Return all of the data exactly as given.

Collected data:
────────

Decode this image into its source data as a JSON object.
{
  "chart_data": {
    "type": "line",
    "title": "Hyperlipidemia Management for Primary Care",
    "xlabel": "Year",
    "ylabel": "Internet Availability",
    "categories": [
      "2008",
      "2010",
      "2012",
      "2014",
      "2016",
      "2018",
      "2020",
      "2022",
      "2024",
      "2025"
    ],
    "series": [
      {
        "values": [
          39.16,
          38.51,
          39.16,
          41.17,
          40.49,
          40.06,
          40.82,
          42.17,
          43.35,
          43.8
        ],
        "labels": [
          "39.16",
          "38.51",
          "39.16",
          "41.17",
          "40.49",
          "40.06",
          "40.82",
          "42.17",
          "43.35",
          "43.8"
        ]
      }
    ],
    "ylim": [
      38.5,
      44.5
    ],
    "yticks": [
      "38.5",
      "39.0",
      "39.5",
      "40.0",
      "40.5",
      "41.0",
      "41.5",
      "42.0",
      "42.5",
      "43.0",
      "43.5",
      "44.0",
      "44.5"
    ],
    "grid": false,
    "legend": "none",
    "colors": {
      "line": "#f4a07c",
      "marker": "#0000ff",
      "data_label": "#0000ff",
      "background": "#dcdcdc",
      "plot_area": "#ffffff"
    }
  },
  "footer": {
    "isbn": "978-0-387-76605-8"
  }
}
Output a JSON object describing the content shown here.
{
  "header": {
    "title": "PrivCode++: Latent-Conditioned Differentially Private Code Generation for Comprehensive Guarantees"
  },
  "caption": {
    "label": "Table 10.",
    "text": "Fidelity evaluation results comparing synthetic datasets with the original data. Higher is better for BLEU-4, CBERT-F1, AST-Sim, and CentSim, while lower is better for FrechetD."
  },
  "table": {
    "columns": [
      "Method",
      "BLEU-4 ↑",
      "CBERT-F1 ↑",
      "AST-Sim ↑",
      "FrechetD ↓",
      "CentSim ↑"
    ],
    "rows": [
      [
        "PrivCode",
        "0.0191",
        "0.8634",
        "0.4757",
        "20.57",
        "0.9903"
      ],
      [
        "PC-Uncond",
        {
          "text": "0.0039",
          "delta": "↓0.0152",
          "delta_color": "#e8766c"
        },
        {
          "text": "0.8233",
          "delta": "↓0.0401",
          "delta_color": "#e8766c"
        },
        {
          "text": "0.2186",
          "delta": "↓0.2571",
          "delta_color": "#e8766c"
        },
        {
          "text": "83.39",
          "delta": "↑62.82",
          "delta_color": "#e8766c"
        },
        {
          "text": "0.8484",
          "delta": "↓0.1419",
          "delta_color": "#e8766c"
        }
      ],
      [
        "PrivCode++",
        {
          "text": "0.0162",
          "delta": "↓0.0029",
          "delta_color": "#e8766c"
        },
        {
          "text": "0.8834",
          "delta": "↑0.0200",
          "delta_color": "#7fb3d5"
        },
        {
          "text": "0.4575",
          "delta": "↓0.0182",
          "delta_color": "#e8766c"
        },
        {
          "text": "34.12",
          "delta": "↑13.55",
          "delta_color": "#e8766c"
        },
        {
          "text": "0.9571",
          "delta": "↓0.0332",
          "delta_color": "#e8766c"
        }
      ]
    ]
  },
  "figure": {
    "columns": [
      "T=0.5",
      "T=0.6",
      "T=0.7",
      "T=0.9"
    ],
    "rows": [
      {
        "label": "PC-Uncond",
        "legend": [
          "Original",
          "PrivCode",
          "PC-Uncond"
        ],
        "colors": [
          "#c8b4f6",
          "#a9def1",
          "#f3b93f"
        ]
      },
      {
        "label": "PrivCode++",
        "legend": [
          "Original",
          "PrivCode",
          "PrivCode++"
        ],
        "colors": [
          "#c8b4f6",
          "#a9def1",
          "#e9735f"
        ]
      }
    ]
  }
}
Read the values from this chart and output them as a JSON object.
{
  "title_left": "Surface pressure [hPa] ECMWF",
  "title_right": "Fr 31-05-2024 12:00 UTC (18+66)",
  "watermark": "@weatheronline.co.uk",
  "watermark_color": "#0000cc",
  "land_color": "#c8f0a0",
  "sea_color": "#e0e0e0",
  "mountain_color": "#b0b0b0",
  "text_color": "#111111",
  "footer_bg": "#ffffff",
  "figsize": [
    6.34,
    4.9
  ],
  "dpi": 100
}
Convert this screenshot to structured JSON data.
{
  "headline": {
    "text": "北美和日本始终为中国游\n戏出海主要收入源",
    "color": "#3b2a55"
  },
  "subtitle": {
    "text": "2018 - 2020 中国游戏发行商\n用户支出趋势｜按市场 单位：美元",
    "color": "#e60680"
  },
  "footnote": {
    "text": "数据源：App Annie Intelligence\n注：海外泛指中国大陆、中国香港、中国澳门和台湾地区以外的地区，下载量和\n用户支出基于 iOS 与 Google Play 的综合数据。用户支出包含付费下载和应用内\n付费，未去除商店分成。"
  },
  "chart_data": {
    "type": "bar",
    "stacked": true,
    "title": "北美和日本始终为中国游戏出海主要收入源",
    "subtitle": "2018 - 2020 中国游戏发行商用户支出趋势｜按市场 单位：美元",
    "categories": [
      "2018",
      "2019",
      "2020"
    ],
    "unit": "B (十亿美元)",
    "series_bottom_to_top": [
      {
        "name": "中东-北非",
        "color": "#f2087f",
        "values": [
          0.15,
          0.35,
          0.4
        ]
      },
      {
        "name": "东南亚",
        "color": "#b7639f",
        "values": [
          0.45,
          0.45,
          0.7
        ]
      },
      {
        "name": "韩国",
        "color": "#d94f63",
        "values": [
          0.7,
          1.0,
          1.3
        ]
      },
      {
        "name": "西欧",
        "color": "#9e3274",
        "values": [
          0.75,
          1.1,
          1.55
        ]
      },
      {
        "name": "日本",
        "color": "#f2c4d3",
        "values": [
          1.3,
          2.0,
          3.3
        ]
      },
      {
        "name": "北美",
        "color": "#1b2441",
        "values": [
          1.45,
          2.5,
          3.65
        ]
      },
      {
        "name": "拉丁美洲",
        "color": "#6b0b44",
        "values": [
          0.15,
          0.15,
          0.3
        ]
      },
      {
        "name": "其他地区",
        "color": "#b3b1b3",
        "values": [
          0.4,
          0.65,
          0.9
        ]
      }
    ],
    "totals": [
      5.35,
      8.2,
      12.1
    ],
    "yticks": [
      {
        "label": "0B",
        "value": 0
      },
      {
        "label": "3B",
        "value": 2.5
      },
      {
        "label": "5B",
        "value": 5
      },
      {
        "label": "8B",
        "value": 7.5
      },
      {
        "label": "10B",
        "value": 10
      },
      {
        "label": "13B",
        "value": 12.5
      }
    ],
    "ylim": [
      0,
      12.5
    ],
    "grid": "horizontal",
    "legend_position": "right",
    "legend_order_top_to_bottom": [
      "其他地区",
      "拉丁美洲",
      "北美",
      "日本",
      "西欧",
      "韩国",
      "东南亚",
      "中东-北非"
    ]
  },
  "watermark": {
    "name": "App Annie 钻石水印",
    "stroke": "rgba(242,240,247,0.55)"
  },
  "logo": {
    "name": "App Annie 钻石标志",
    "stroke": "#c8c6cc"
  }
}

────────

__TASK OUTPUT__.
Decode this image into its source data as a JSON object.
{
  "chart_data": {
    "type": "line",
    "title": "Hyperlipidemia Management for Primary Care",
    "xlabel": "Year",
    "ylabel": "Internet Availability",
    "categories": [
      "2008",
      "2010",
      "2012",
      "2014",
      "2016",
      "2018",
      "2020",
      "2022",
      "2024",
      "2025"
    ],
    "series": [
      {
        "values": [
          39.16,
          38.51,
          39.16,
          41.17,
          40.49,
          40.06,
          40.82,
          42.17,
          43.35,
          43.8
        ],
        "labels": [
          "39.16",
          "38.51",
          "39.16",
          "41.17",
          "40.49",
          "40.06",
          "40.82",
          "42.17",
          "43.35",
          "43.8"
        ]
      }
    ],
    "ylim": [
      38.5,
      44.5
    ],
    "yticks": [
      "38.5",
      "39.0",
      "39.5",
      "40.0",
      "40.5",
      "41.0",
      "41.5",
      "42.0",
      "42.5",
      "43.0",
      "43.5",
      "44.0",
      "44.5"
    ],
    "grid": false,
    "legend": "none",
    "colors": {
      "line": "#f4a07c",
      "marker": "#0000ff",
      "data_label": "#0000ff",
      "background": "#dcdcdc",
      "plot_area": "#ffffff"
    }
  },
  "footer": {
    "isbn": "978-0-387-76605-8"
  }
}
Output a JSON object describing the content shown here.
{
  "header": {
    "title": "PrivCode++: Latent-Conditioned Differentially Private Code Generation for Comprehensive Guarantees"
  },
  "caption": {
    "label": "Table 10.",
    "text": "Fidelity evaluation results comparing synthetic datasets with the original data. Higher is better for BLEU-4, CBERT-F1, AST-Sim, and CentSim, while lower is better for FrechetD."
  },
  "table": {
    "columns": [
      "Method",
      "BLEU-4 ↑",
      "CBERT-F1 ↑",
      "AST-Sim ↑",
      "FrechetD ↓",
      "CentSim ↑"
    ],
    "rows": [
      [
        "PrivCode",
        "0.0191",
        "0.8634",
        "0.4757",
        "20.57",
        "0.9903"
      ],
      [
        "PC-Uncond",
        {
          "text": "0.0039",
          "delta": "↓0.0152",
          "delta_color": "#e8766c"
        },
        {
          "text": "0.8233",
          "delta": "↓0.0401",
          "delta_color": "#e8766c"
        },
        {
          "text": "0.2186",
          "delta": "↓0.2571",
          "delta_color": "#e8766c"
        },
        {
          "text": "83.39",
          "delta": "↑62.82",
          "delta_color": "#e8766c"
        },
        {
          "text": "0.8484",
          "delta": "↓0.1419",
          "delta_color": "#e8766c"
        }
      ],
      [
        "PrivCode++",
        {
          "text": "0.0162",
          "delta": "↓0.0029",
          "delta_color": "#e8766c"
        },
        {
          "text": "0.8834",
          "delta": "↑0.0200",
          "delta_color": "#7fb3d5"
        },
        {
          "text": "0.4575",
          "delta": "↓0.0182",
          "delta_color": "#e8766c"
        },
        {
          "text": "34.12",
          "delta": "↑13.55",
          "delta_color": "#e8766c"
        },
        {
          "text": "0.9571",
          "delta": "↓0.0332",
          "delta_color": "#e8766c"
        }
      ]
    ]
  },
  "figure": {
    "columns": [
      "T=0.5",
      "T=0.6",
      "T=0.7",
      "T=0.9"
    ],
    "rows": [
      {
        "label": "PC-Uncond",
        "legend": [
          "Original",
          "PrivCode",
          "PC-Uncond"
        ],
        "colors": [
          "#c8b4f6",
          "#a9def1",
          "#f3b93f"
        ]
      },
      {
        "label": "PrivCode++",
        "legend": [
          "Original",
          "PrivCode",
          "PrivCode++"
        ],
        "colors": [
          "#c8b4f6",
          "#a9def1",
          "#e9735f"
        ]
      }
    ]
  }
}
Read the values from this chart and output them as a JSON object.
{
  "title_left": "Surface pressure [hPa] ECMWF",
  "title_right": "Fr 31-05-2024 12:00 UTC (18+66)",
  "watermark": "@weatheronline.co.uk",
  "watermark_color": "#0000cc",
  "land_color": "#c8f0a0",
  "sea_color": "#e0e0e0",
  "mountain_color": "#b0b0b0",
  "text_color": "#111111",
  "footer_bg": "#ffffff",
  "figsize": [
    6.34,
    4.9
  ],
  "dpi": 100
}
Convert this screenshot to structured JSON data.
{
  "headline": {
    "text": "北美和日本始终为中国游\n戏出海主要收入源",
    "color": "#3b2a55"
  },
  "subtitle": {
    "text": "2018 - 2020 中国游戏发行商\n用户支出趋势｜按市场 单位：美元",
    "color": "#e60680"
  },
  "footnote": {
    "text": "数据源：App Annie Intelligence\n注：海外泛指中国大陆、中国香港、中国澳门和台湾地区以外的地区，下载量和\n用户支出基于 iOS 与 Google Play 的综合数据。用户支出包含付费下载和应用内\n付费，未去除商店分成。"
  },
  "chart_data": {
    "type": "bar",
    "stacked": true,
    "title": "北美和日本始终为中国游戏出海主要收入源",
    "subtitle": "2018 - 2020 中国游戏发行商用户支出趋势｜按市场 单位：美元",
    "categories": [
      "2018",
      "2019",
      "2020"
    ],
    "unit": "B (十亿美元)",
    "series_bottom_to_top": [
      {
        "name": "中东-北非",
        "color": "#f2087f",
        "values": [
          0.15,
          0.35,
          0.4
        ]
      },
      {
        "name": "东南亚",
        "color": "#b7639f",
        "values": [
          0.45,
          0.45,
          0.7
        ]
      },
      {
        "name": "韩国",
        "color": "#d94f63",
        "values": [
          0.7,
          1.0,
          1.3
        ]
      },
      {
        "name": "西欧",
        "color": "#9e3274",
        "values": [
          0.75,
          1.1,
          1.55
        ]
      },
      {
        "name": "日本",
        "color": "#f2c4d3",
        "values": [
          1.3,
          2.0,
          3.3
        ]
      },
      {
        "name": "北美",
        "color": "#1b2441",
        "values": [
          1.45,
          2.5,
          3.65
        ]
      },
      {
        "name": "拉丁美洲",
        "color": "#6b0b44",
        "values": [
          0.15,
          0.15,
          0.3
        ]
      },
      {
        "name": "其他地区",
        "color": "#b3b1b3",
        "values": [
          0.4,
          0.65,
          0.9
        ]
      }
    ],
    "totals": [
      5.35,
      8.2,
      12.1
    ],
    "yticks": [
      {
        "label": "0B",
        "value": 0
      },
      {
        "label": "3B",
        "value": 2.5
      },
      {
        "label": "5B",
        "value": 5
      },
      {
        "label": "8B",
        "value": 7.5
      },
      {
        "label": "10B",
        "value": 10
      },
      {
        "label": "13B",
        "value": 12.5
      }
    ],
    "ylim": [
      0,
      12.5
    ],
    "grid": "horizontal",
    "legend_position": "right",
    "legend_order_top_to_bottom": [
      "其他地区",
      "拉丁美洲",
      "北美",
      "日本",
      "西欧",
      "韩国",
      "东南亚",
      "中东-北非"
    ]
  },
  "watermark": {
    "name": "App Annie 钻石水印",
    "stroke": "rgba(242,240,247,0.55)"
  },
  "logo": {
    "name": "App Annie 钻石标志",
    "stroke": "#c8c6cc"
  }
}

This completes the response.